SOURCE MATERIAL -
>> BEGIN
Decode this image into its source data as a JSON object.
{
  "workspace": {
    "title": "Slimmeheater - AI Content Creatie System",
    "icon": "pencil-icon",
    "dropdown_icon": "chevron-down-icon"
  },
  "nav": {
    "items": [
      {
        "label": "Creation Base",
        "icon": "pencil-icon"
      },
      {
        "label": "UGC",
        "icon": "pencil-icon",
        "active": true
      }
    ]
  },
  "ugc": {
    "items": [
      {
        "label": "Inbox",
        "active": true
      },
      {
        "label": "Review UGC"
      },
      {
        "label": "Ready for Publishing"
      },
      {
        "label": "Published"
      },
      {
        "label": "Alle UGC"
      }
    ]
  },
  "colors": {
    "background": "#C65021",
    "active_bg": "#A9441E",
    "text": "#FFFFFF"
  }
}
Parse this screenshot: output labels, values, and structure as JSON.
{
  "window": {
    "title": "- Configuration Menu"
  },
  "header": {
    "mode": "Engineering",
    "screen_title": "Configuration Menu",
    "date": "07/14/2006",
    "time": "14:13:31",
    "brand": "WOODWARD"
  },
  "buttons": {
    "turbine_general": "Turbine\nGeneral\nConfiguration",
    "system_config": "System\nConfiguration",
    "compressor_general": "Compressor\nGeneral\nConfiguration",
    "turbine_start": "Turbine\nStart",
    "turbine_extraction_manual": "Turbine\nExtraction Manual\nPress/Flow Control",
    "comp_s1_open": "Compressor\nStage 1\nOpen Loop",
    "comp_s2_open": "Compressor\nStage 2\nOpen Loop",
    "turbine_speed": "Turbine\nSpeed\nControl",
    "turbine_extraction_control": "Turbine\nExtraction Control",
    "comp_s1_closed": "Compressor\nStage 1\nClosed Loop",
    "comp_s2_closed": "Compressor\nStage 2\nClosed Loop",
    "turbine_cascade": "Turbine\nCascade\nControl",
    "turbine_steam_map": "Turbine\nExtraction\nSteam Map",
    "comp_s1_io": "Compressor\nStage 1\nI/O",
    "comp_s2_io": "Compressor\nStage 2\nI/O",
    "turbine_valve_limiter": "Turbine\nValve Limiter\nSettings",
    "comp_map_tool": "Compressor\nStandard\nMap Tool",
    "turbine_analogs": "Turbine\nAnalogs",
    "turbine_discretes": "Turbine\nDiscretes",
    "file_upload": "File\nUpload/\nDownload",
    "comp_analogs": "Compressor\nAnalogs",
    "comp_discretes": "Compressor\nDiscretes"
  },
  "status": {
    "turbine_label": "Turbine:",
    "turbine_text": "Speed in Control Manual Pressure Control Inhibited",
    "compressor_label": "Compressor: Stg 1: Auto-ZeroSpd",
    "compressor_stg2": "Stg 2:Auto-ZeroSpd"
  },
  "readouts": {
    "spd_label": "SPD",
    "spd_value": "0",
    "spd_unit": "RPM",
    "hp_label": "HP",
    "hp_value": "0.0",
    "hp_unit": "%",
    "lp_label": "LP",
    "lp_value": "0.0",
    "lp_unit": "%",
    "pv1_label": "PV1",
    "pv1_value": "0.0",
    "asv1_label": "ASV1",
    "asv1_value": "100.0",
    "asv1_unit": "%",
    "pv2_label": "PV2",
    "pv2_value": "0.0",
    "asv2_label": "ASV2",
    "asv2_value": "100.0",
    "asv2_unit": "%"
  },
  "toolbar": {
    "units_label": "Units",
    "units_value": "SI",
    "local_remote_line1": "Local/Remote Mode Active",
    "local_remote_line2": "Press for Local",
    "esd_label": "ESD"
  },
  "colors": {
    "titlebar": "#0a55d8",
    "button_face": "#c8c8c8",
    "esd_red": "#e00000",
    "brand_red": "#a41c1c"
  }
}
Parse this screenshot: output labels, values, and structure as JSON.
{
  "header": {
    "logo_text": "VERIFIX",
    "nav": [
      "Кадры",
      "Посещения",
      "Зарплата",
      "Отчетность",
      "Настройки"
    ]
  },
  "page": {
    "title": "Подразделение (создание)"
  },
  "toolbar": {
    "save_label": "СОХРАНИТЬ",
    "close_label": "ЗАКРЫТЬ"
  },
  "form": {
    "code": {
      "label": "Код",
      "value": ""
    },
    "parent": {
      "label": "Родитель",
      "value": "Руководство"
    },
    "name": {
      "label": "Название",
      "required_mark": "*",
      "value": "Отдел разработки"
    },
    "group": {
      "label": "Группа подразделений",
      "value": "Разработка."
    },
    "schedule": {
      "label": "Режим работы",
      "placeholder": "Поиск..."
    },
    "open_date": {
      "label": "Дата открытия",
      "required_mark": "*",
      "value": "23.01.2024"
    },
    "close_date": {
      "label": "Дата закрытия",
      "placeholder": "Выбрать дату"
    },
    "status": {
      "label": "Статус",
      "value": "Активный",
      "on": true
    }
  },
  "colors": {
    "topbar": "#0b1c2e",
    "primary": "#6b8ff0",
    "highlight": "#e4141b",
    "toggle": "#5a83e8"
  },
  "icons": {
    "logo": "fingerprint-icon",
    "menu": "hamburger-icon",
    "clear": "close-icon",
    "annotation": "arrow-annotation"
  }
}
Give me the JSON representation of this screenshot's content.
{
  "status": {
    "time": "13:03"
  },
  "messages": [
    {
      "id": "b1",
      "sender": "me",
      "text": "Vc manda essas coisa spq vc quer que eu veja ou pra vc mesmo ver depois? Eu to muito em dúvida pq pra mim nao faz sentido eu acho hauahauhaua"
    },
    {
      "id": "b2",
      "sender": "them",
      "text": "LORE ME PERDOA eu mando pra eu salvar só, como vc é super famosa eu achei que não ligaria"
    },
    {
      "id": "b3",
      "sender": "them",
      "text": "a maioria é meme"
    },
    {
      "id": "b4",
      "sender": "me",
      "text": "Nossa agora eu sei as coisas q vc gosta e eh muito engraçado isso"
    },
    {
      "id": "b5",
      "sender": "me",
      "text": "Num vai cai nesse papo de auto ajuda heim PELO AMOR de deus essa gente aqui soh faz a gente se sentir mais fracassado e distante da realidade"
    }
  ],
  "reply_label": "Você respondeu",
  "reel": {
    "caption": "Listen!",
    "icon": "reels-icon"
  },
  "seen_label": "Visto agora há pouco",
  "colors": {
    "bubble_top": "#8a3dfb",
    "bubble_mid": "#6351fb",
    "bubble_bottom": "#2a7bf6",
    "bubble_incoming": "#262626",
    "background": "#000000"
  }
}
>> END
WHAT THIS TASK INVOLVES -
Which lines contain the word "nDiscretes"? Copy each of them.

THE SOLUTION -
    "turbine_discretes": "Turbine\nDiscretes",
    "comp_discretes": "Compressor\nDiscretes"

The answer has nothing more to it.